(Source data)

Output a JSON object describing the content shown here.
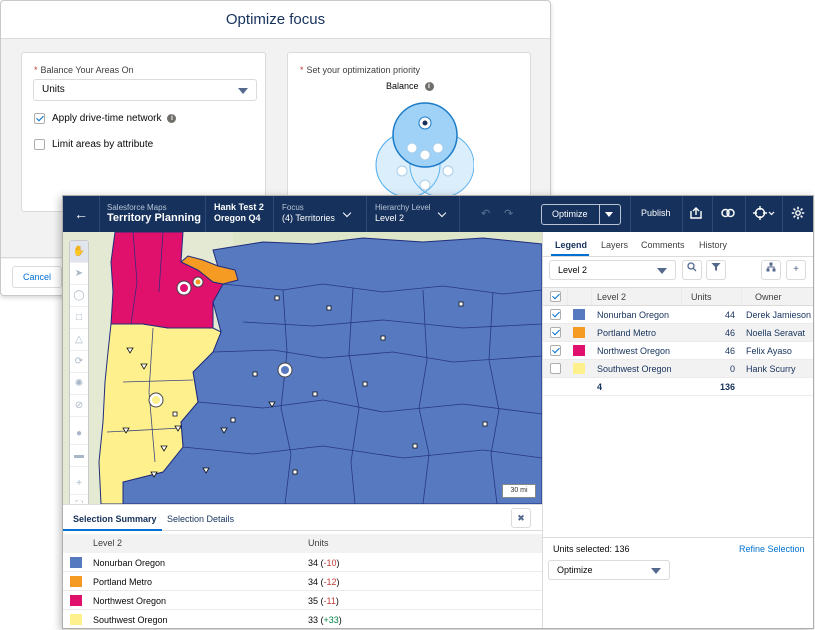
{
  "modal": {
    "title": "Optimize focus",
    "balance_label": "Balance Your Areas On",
    "balance_value": "Units",
    "apply_network_label": "Apply drive-time network",
    "limit_areas_label": "Limit areas by attribute",
    "priority_label": "Set your optimization priority",
    "venn_label": "Balance",
    "cancel_label": "Cancel",
    "apply_network_checked": true,
    "limit_areas_checked": false
  },
  "topbar": {
    "app_small": "Salesforce Maps",
    "app_title": "Territory Planning",
    "plan_line1": "Hank Test 2",
    "plan_line2": "Oregon Q4",
    "focus_label": "Focus",
    "focus_value": "(4) Territories",
    "hierarchy_label": "Hierarchy Level",
    "hierarchy_value": "Level 2",
    "optimize_label": "Optimize",
    "publish_label": "Publish",
    "bg_color": "#16325c"
  },
  "map": {
    "scale_label": "30 mi",
    "tool_icons": [
      "hand-icon",
      "pointer-icon",
      "circle-select-icon",
      "rectangle-select-icon",
      "polygon-select-icon",
      "lasso-icon",
      "gear-icon",
      "block-icon",
      "merge-icon",
      "split-icon",
      "zoom-in-icon",
      "fullscreen-icon"
    ]
  },
  "summary": {
    "tabs": [
      "Selection Summary",
      "Selection Details"
    ],
    "columns": [
      "Level 2",
      "Units"
    ],
    "rows": [
      {
        "name": "Nonurban Oregon",
        "units": "34",
        "delta": "-10",
        "color": "#5679c0"
      },
      {
        "name": "Portland Metro",
        "units": "34",
        "delta": "-12",
        "color": "#f59a23"
      },
      {
        "name": "Northwest Oregon",
        "units": "35",
        "delta": "-11",
        "color": "#e0116d"
      },
      {
        "name": "Southwest Oregon",
        "units": "33",
        "delta": "+33",
        "color": "#fdf08d"
      }
    ]
  },
  "legend": {
    "tabs": [
      "Legend",
      "Layers",
      "Comments",
      "History"
    ],
    "level_select": "Level 2",
    "columns": [
      "Level 2",
      "Units",
      "Owner"
    ],
    "rows": [
      {
        "name": "Nonurban Oregon",
        "units": "44",
        "owner": "Derek Jamieson",
        "color": "#5679c0",
        "checked": true
      },
      {
        "name": "Portland Metro",
        "units": "46",
        "owner": "Noella Seravat",
        "color": "#f59a23",
        "checked": true
      },
      {
        "name": "Northwest Oregon",
        "units": "46",
        "owner": "Felix Ayaso",
        "color": "#e0116d",
        "checked": true
      },
      {
        "name": "Southwest Oregon",
        "units": "0",
        "owner": "Hank Scurry",
        "color": "#fdf08d",
        "checked": false
      }
    ],
    "total_count": "4",
    "total_units": "136",
    "units_selected": "Units selected: 136",
    "refine_label": "Refine Selection",
    "optimize_select": "Optimize"
  }
}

▸ Work required
Reproduce the listing word for word and omit its pictures.

▸ Expected output
Output a JSON object describing the content shown here.
{
  "modal": {
    "title": "Optimize focus",
    "balance_label": "Balance Your Areas On",
    "balance_value": "Units",
    "apply_network_label": "Apply drive-time network",
    "limit_areas_label": "Limit areas by attribute",
    "priority_label": "Set your optimization priority",
    "venn_label": "Balance",
    "cancel_label": "Cancel",
    "apply_network_checked": true,
    "limit_areas_checked": false
  },
  "topbar": {
    "app_small": "Salesforce Maps",
    "app_title": "Territory Planning",
    "plan_line1": "Hank Test 2",
    "plan_line2": "Oregon Q4",
    "focus_label": "Focus",
    "focus_value": "(4) Territories",
    "hierarchy_label": "Hierarchy Level",
    "hierarchy_value": "Level 2",
    "optimize_label": "Optimize",
    "publish_label": "Publish",
    "bg_color": "#16325c"
  },
  "map": {
    "scale_label": "30 mi",
    "tool_icons": [
      "hand-icon",
      "pointer-icon",
      "circle-select-icon",
      "rectangle-select-icon",
      "polygon-select-icon",
      "lasso-icon",
      "gear-icon",
      "block-icon",
      "merge-icon",
      "split-icon",
      "zoom-in-icon",
      "fullscreen-icon"
    ]
  },
  "summary": {
    "tabs": [
      "Selection Summary",
      "Selection Details"
    ],
    "columns": [
      "Level 2",
      "Units"
    ],
    "rows": [
      {
        "name": "Nonurban Oregon",
        "units": "34",
        "delta": "-10",
        "color": "#5679c0"
      },
      {
        "name": "Portland Metro",
        "units": "34",
        "delta": "-12",
        "color": "#f59a23"
      },
      {
        "name": "Northwest Oregon",
        "units": "35",
        "delta": "-11",
        "color": "#e0116d"
      },
      {
        "name": "Southwest Oregon",
        "units": "33",
        "delta": "+33",
        "color": "#fdf08d"
      }
    ]
  },
  "legend": {
    "tabs": [
      "Legend",
      "Layers",
      "Comments",
      "History"
    ],
    "level_select": "Level 2",
    "columns": [
      "Level 2",
      "Units",
      "Owner"
    ],
    "rows": [
      {
        "name": "Nonurban Oregon",
        "units": "44",
        "owner": "Derek Jamieson",
        "color": "#5679c0",
        "checked": true
      },
      {
        "name": "Portland Metro",
        "units": "46",
        "owner": "Noella Seravat",
        "color": "#f59a23",
        "checked": true
      },
      {
        "name": "Northwest Oregon",
        "units": "46",
        "owner": "Felix Ayaso",
        "color": "#e0116d",
        "checked": true
      },
      {
        "name": "Southwest Oregon",
        "units": "0",
        "owner": "Hank Scurry",
        "color": "#fdf08d",
        "checked": false
      }
    ],
    "total_count": "4",
    "total_units": "136",
    "units_selected": "Units selected: 136",
    "refine_label": "Refine Selection",
    "optimize_select": "Optimize"
  }
}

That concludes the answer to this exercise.